The task - Can the data below be set down again exactly, line for line?
------------
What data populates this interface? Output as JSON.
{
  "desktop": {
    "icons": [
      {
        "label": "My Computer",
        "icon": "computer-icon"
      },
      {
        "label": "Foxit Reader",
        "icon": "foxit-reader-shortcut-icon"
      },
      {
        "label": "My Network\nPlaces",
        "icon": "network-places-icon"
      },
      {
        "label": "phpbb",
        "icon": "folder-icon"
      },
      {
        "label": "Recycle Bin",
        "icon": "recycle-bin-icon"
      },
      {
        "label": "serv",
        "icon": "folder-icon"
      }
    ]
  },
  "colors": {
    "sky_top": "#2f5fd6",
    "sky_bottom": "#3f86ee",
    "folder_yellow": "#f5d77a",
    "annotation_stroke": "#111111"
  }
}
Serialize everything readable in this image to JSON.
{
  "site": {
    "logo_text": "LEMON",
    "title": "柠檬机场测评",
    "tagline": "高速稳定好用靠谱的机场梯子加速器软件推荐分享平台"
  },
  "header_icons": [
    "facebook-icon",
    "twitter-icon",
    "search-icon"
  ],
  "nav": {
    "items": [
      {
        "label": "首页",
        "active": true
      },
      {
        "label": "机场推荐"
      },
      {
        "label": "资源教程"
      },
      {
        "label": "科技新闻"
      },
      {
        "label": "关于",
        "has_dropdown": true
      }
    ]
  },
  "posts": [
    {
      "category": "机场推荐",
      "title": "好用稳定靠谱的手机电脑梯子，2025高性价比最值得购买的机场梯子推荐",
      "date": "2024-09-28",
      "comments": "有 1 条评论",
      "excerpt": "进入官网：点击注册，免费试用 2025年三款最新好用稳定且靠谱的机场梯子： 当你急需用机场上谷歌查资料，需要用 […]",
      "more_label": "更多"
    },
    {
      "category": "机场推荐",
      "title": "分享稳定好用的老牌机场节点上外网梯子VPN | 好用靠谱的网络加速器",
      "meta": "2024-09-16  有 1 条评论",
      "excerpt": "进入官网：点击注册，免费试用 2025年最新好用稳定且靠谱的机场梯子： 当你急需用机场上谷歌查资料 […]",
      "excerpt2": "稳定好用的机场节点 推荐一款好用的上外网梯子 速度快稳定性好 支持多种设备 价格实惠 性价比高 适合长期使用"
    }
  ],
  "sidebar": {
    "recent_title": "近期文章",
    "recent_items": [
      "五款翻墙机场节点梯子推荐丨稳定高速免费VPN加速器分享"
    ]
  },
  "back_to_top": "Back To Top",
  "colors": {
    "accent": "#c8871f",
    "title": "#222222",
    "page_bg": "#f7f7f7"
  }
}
------------
Task response -
What data populates this interface? Output as JSON.
{
  "desktop": {
    "icons": [
      {
        "label": "My Computer",
        "icon": "computer-icon"
      },
      {
        "label": "Foxit Reader",
        "icon": "foxit-reader-shortcut-icon"
      },
      {
        "label": "My Network\nPlaces",
        "icon": "network-places-icon"
      },
      {
        "label": "phpbb",
        "icon": "folder-icon"
      },
      {
        "label": "Recycle Bin",
        "icon": "recycle-bin-icon"
      },
      {
        "label": "serv",
        "icon": "folder-icon"
      }
    ]
  },
  "colors": {
    "sky_top": "#2f5fd6",
    "sky_bottom": "#3f86ee",
    "folder_yellow": "#f5d77a",
    "annotation_stroke": "#111111"
  }
}
Serialize everything readable in this image to JSON.
{
  "site": {
    "logo_text": "LEMON",
    "title": "柠檬机场测评",
    "tagline": "高速稳定好用靠谱的机场梯子加速器软件推荐分享平台"
  },
  "header_icons": [
    "facebook-icon",
    "twitter-icon",
    "search-icon"
  ],
  "nav": {
    "items": [
      {
        "label": "首页",
        "active": true
      },
      {
        "label": "机场推荐"
      },
      {
        "label": "资源教程"
      },
      {
        "label": "科技新闻"
      },
      {
        "label": "关于",
        "has_dropdown": true
      }
    ]
  },
  "posts": [
    {
      "category": "机场推荐",
      "title": "好用稳定靠谱的手机电脑梯子，2025高性价比最值得购买的机场梯子推荐",
      "date": "2024-09-28",
      "comments": "有 1 条评论",
      "excerpt": "进入官网：点击注册，免费试用 2025年三款最新好用稳定且靠谱的机场梯子： 当你急需用机场上谷歌查资料，需要用 […]",
      "more_label": "更多"
    },
    {
      "category": "机场推荐",
      "title": "分享稳定好用的老牌机场节点上外网梯子VPN | 好用靠谱的网络加速器",
      "meta": "2024-09-16  有 1 条评论",
      "excerpt": "进入官网：点击注册，免费试用 2025年最新好用稳定且靠谱的机场梯子： 当你急需用机场上谷歌查资料 […]",
      "excerpt2": "稳定好用的机场节点 推荐一款好用的上外网梯子 速度快稳定性好 支持多种设备 价格实惠 性价比高 适合长期使用"
    }
  ],
  "sidebar": {
    "recent_title": "近期文章",
    "recent_items": [
      "五款翻墙机场节点梯子推荐丨稳定高速免费VPN加速器分享"
    ]
  },
  "back_to_top": "Back To Top",
  "colors": {
    "accent": "#c8871f",
    "title": "#222222",
    "page_bg": "#f7f7f7"
  }
}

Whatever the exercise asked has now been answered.